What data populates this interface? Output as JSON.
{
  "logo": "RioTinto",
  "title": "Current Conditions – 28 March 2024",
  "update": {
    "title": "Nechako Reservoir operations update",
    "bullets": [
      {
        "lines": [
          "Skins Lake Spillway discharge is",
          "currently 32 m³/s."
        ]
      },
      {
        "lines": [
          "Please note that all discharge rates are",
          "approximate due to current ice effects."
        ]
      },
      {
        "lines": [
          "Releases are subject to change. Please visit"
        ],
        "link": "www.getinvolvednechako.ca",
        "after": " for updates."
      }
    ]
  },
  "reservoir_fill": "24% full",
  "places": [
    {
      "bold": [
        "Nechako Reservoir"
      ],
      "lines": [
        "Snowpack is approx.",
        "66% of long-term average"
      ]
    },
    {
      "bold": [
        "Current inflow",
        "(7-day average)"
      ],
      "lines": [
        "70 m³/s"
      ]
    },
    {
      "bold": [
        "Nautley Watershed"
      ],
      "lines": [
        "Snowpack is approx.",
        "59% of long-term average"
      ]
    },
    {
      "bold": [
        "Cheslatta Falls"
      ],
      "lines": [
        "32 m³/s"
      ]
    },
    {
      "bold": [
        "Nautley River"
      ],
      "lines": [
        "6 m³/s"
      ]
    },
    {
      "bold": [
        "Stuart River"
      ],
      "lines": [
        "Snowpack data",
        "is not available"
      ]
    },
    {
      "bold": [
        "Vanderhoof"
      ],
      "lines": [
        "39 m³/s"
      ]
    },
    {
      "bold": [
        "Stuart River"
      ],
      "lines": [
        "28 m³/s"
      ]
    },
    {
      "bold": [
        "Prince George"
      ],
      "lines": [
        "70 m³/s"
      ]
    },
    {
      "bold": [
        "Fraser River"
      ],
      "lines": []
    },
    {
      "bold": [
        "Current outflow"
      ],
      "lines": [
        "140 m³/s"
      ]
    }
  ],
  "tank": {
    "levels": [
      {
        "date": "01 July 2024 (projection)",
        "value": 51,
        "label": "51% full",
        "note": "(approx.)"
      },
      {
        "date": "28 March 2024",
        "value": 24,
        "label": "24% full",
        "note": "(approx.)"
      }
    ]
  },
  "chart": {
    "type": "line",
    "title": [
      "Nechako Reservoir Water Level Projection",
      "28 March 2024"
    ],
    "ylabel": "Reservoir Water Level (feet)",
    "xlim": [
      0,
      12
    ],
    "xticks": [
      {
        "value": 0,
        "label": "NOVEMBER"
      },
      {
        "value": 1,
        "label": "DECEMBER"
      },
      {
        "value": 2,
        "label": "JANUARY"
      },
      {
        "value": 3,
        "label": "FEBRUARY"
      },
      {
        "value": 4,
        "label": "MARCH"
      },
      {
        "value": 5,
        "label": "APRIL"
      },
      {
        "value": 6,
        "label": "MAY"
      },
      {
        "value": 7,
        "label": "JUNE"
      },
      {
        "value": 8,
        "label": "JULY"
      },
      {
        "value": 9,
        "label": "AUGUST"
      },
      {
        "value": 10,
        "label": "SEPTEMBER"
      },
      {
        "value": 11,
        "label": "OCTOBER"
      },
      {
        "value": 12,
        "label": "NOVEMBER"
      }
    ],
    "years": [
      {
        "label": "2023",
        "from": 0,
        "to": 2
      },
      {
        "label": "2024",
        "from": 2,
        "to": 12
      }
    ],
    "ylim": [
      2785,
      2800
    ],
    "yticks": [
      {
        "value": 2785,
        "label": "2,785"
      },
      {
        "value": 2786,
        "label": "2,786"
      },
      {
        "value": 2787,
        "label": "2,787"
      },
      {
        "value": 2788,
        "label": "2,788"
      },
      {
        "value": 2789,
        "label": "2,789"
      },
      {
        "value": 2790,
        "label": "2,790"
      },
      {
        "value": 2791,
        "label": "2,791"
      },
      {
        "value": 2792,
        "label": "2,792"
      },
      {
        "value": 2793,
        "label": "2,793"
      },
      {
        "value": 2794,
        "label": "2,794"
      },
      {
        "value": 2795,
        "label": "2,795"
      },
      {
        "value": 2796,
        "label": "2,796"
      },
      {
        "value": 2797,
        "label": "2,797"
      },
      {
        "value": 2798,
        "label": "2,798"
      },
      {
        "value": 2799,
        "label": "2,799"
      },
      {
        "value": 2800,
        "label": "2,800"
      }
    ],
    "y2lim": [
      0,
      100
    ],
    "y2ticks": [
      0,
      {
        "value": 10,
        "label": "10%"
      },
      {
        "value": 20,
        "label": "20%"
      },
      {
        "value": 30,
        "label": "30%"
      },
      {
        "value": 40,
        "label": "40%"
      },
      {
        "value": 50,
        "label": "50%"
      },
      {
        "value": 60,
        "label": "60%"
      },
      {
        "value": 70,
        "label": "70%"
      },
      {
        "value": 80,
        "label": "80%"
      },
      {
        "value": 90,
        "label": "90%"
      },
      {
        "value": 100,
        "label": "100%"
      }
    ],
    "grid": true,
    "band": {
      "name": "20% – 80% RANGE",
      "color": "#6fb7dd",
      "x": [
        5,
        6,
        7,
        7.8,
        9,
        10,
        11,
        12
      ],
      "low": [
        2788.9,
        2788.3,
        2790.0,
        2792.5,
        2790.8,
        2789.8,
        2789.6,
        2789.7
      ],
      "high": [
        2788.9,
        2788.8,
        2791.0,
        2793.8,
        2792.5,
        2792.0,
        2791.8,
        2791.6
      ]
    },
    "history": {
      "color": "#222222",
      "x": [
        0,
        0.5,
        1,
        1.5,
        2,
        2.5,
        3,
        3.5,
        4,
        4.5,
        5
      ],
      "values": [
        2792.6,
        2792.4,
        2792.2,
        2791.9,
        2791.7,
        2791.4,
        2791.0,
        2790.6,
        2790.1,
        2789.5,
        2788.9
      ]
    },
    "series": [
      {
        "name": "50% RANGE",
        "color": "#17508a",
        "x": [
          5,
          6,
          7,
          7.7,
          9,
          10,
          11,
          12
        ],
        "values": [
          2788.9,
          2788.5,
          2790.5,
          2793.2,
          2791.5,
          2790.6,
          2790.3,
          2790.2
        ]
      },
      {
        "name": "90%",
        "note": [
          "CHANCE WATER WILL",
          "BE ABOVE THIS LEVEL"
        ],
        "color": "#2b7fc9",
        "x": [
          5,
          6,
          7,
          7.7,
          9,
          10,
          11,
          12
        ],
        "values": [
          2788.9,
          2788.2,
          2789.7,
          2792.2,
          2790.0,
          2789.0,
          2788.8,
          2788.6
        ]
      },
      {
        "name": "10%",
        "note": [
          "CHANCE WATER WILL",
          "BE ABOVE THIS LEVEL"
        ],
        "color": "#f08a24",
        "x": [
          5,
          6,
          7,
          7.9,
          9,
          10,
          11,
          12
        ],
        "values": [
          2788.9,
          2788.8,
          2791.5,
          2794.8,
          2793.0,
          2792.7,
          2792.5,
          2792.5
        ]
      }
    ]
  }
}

§

Problem statement. Please reproduce each record precisely as written.

Solution below.
What data populates this interface? Output as JSON.
{
  "logo": "RioTinto",
  "title": "Current Conditions – 28 March 2024",
  "update": {
    "title": "Nechako Reservoir operations update",
    "bullets": [
      {
        "lines": [
          "Skins Lake Spillway discharge is",
          "currently 32 m³/s."
        ]
      },
      {
        "lines": [
          "Please note that all discharge rates are",
          "approximate due to current ice effects."
        ]
      },
      {
        "lines": [
          "Releases are subject to change. Please visit"
        ],
        "link": "www.getinvolvednechako.ca",
        "after": " for updates."
      }
    ]
  },
  "reservoir_fill": "24% full",
  "places": [
    {
      "bold": [
        "Nechako Reservoir"
      ],
      "lines": [
        "Snowpack is approx.",
        "66% of long-term average"
      ]
    },
    {
      "bold": [
        "Current inflow",
        "(7-day average)"
      ],
      "lines": [
        "70 m³/s"
      ]
    },
    {
      "bold": [
        "Nautley Watershed"
      ],
      "lines": [
        "Snowpack is approx.",
        "59% of long-term average"
      ]
    },
    {
      "bold": [
        "Cheslatta Falls"
      ],
      "lines": [
        "32 m³/s"
      ]
    },
    {
      "bold": [
        "Nautley River"
      ],
      "lines": [
        "6 m³/s"
      ]
    },
    {
      "bold": [
        "Stuart River"
      ],
      "lines": [
        "Snowpack data",
        "is not available"
      ]
    },
    {
      "bold": [
        "Vanderhoof"
      ],
      "lines": [
        "39 m³/s"
      ]
    },
    {
      "bold": [
        "Stuart River"
      ],
      "lines": [
        "28 m³/s"
      ]
    },
    {
      "bold": [
        "Prince George"
      ],
      "lines": [
        "70 m³/s"
      ]
    },
    {
      "bold": [
        "Fraser River"
      ],
      "lines": []
    },
    {
      "bold": [
        "Current outflow"
      ],
      "lines": [
        "140 m³/s"
      ]
    }
  ],
  "tank": {
    "levels": [
      {
        "date": "01 July 2024 (projection)",
        "value": 51,
        "label": "51% full",
        "note": "(approx.)"
      },
      {
        "date": "28 March 2024",
        "value": 24,
        "label": "24% full",
        "note": "(approx.)"
      }
    ]
  },
  "chart": {
    "type": "line",
    "title": [
      "Nechako Reservoir Water Level Projection",
      "28 March 2024"
    ],
    "ylabel": "Reservoir Water Level (feet)",
    "xlim": [
      0,
      12
    ],
    "xticks": [
      {
        "value": 0,
        "label": "NOVEMBER"
      },
      {
        "value": 1,
        "label": "DECEMBER"
      },
      {
        "value": 2,
        "label": "JANUARY"
      },
      {
        "value": 3,
        "label": "FEBRUARY"
      },
      {
        "value": 4,
        "label": "MARCH"
      },
      {
        "value": 5,
        "label": "APRIL"
      },
      {
        "value": 6,
        "label": "MAY"
      },
      {
        "value": 7,
        "label": "JUNE"
      },
      {
        "value": 8,
        "label": "JULY"
      },
      {
        "value": 9,
        "label": "AUGUST"
      },
      {
        "value": 10,
        "label": "SEPTEMBER"
      },
      {
        "value": 11,
        "label": "OCTOBER"
      },
      {
        "value": 12,
        "label": "NOVEMBER"
      }
    ],
    "years": [
      {
        "label": "2023",
        "from": 0,
        "to": 2
      },
      {
        "label": "2024",
        "from": 2,
        "to": 12
      }
    ],
    "ylim": [
      2785,
      2800
    ],
    "yticks": [
      {
        "value": 2785,
        "label": "2,785"
      },
      {
        "value": 2786,
        "label": "2,786"
      },
      {
        "value": 2787,
        "label": "2,787"
      },
      {
        "value": 2788,
        "label": "2,788"
      },
      {
        "value": 2789,
        "label": "2,789"
      },
      {
        "value": 2790,
        "label": "2,790"
      },
      {
        "value": 2791,
        "label": "2,791"
      },
      {
        "value": 2792,
        "label": "2,792"
      },
      {
        "value": 2793,
        "label": "2,793"
      },
      {
        "value": 2794,
        "label": "2,794"
      },
      {
        "value": 2795,
        "label": "2,795"
      },
      {
        "value": 2796,
        "label": "2,796"
      },
      {
        "value": 2797,
        "label": "2,797"
      },
      {
        "value": 2798,
        "label": "2,798"
      },
      {
        "value": 2799,
        "label": "2,799"
      },
      {
        "value": 2800,
        "label": "2,800"
      }
    ],
    "y2lim": [
      0,
      100
    ],
    "y2ticks": [
      0,
      {
        "value": 10,
        "label": "10%"
      },
      {
        "value": 20,
        "label": "20%"
      },
      {
        "value": 30,
        "label": "30%"
      },
      {
        "value": 40,
        "label": "40%"
      },
      {
        "value": 50,
        "label": "50%"
      },
      {
        "value": 60,
        "label": "60%"
      },
      {
        "value": 70,
        "label": "70%"
      },
      {
        "value": 80,
        "label": "80%"
      },
      {
        "value": 90,
        "label": "90%"
      },
      {
        "value": 100,
        "label": "100%"
      }
    ],
    "grid": true,
    "band": {
      "name": "20% – 80% RANGE",
      "color": "#6fb7dd",
      "x": [
        5,
        6,
        7,
        7.8,
        9,
        10,
        11,
        12
      ],
      "low": [
        2788.9,
        2788.3,
        2790.0,
        2792.5,
        2790.8,
        2789.8,
        2789.6,
        2789.7
      ],
      "high": [
        2788.9,
        2788.8,
        2791.0,
        2793.8,
        2792.5,
        2792.0,
        2791.8,
        2791.6
      ]
    },
    "history": {
      "color": "#222222",
      "x": [
        0,
        0.5,
        1,
        1.5,
        2,
        2.5,
        3,
        3.5,
        4,
        4.5,
        5
      ],
      "values": [
        2792.6,
        2792.4,
        2792.2,
        2791.9,
        2791.7,
        2791.4,
        2791.0,
        2790.6,
        2790.1,
        2789.5,
        2788.9
      ]
    },
    "series": [
      {
        "name": "50% RANGE",
        "color": "#17508a",
        "x": [
          5,
          6,
          7,
          7.7,
          9,
          10,
          11,
          12
        ],
        "values": [
          2788.9,
          2788.5,
          2790.5,
          2793.2,
          2791.5,
          2790.6,
          2790.3,
          2790.2
        ]
      },
      {
        "name": "90%",
        "note": [
          "CHANCE WATER WILL",
          "BE ABOVE THIS LEVEL"
        ],
        "color": "#2b7fc9",
        "x": [
          5,
          6,
          7,
          7.7,
          9,
          10,
          11,
          12
        ],
        "values": [
          2788.9,
          2788.2,
          2789.7,
          2792.2,
          2790.0,
          2789.0,
          2788.8,
          2788.6
        ]
      },
      {
        "name": "10%",
        "note": [
          "CHANCE WATER WILL",
          "BE ABOVE THIS LEVEL"
        ],
        "color": "#f08a24",
        "x": [
          5,
          6,
          7,
          7.9,
          9,
          10,
          11,
          12
        ],
        "values": [
          2788.9,
          2788.8,
          2791.5,
          2794.8,
          2793.0,
          2792.7,
          2792.5,
          2792.5
        ]
      }
    ]
  }
}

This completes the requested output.